* [Requirements] Report how many lines in the records below contain the word "content". Give only the number.

-- begin The data --

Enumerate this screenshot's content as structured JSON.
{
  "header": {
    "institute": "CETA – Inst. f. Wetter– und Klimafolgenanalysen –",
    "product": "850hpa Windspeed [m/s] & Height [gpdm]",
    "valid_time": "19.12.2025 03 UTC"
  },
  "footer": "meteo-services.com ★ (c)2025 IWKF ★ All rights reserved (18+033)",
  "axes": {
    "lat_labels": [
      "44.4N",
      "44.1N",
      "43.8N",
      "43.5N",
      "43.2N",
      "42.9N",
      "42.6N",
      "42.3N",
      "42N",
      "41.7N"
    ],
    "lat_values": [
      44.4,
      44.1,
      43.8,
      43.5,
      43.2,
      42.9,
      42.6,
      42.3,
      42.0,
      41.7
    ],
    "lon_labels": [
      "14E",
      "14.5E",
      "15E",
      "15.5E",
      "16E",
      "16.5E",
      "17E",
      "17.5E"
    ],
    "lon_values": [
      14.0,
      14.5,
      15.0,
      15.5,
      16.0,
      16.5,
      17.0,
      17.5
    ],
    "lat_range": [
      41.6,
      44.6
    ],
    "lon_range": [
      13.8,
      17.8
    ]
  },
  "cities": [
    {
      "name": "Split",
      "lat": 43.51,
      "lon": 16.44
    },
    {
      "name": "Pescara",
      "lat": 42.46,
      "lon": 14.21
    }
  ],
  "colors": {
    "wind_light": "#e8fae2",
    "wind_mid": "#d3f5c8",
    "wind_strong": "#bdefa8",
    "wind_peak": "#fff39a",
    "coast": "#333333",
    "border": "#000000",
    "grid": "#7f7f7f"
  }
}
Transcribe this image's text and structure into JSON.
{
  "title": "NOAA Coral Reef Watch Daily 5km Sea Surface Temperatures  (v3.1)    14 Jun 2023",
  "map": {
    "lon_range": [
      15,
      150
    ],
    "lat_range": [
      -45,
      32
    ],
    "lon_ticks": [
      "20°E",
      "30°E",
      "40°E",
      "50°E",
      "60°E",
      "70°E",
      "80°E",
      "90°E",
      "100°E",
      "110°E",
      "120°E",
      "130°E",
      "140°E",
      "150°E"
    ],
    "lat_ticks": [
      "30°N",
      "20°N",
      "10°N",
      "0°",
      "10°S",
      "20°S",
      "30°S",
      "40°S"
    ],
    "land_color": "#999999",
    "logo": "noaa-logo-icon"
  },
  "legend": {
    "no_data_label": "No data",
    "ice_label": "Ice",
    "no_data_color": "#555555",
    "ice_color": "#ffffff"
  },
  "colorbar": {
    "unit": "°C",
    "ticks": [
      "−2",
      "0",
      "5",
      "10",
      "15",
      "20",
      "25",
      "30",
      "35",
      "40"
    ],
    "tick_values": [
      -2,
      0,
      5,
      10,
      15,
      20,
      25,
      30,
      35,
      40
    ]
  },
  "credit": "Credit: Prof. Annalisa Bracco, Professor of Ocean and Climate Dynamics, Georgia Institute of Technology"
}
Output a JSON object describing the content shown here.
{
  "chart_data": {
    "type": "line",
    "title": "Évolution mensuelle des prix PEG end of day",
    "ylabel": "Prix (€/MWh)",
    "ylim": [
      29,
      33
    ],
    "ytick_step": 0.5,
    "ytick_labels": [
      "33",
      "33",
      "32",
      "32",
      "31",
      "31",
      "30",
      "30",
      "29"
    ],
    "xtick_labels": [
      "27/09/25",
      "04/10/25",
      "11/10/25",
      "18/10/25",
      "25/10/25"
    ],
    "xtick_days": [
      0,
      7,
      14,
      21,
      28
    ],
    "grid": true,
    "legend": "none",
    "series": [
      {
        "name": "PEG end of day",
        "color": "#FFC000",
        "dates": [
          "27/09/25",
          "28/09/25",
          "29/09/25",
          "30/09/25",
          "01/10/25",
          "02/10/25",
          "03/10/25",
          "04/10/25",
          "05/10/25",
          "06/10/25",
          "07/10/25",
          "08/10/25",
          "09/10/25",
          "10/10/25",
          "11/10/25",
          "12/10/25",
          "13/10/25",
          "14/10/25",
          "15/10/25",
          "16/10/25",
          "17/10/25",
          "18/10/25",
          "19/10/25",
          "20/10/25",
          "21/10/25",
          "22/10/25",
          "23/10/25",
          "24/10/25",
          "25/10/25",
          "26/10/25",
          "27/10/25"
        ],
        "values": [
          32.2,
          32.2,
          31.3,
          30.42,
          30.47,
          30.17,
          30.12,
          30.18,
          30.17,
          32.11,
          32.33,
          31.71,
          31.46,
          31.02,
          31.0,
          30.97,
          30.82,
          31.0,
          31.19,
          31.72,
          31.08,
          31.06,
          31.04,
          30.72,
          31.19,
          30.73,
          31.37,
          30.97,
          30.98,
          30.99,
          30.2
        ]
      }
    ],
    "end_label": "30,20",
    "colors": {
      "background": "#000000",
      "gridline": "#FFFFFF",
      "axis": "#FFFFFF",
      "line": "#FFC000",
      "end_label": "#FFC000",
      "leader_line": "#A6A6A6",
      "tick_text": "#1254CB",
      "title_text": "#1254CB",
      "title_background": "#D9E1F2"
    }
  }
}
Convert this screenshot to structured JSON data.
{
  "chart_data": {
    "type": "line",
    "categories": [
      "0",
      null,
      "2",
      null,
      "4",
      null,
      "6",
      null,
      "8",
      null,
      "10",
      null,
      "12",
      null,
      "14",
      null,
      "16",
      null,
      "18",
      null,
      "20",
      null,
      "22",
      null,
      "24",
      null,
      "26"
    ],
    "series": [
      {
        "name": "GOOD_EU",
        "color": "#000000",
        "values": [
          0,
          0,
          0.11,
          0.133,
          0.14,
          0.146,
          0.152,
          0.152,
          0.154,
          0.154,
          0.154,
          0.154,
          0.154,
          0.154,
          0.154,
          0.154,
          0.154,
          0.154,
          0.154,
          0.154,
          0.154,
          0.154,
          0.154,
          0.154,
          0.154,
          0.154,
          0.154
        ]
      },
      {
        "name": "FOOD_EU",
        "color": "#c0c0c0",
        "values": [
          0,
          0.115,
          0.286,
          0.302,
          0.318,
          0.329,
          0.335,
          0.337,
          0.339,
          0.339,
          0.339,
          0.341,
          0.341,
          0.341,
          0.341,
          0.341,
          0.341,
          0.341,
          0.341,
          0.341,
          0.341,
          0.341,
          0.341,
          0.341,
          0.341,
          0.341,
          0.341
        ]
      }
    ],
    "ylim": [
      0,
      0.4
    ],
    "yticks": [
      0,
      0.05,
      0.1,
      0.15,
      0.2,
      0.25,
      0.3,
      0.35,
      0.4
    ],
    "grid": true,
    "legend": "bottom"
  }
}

-- end The data --

* [Problem solution] 2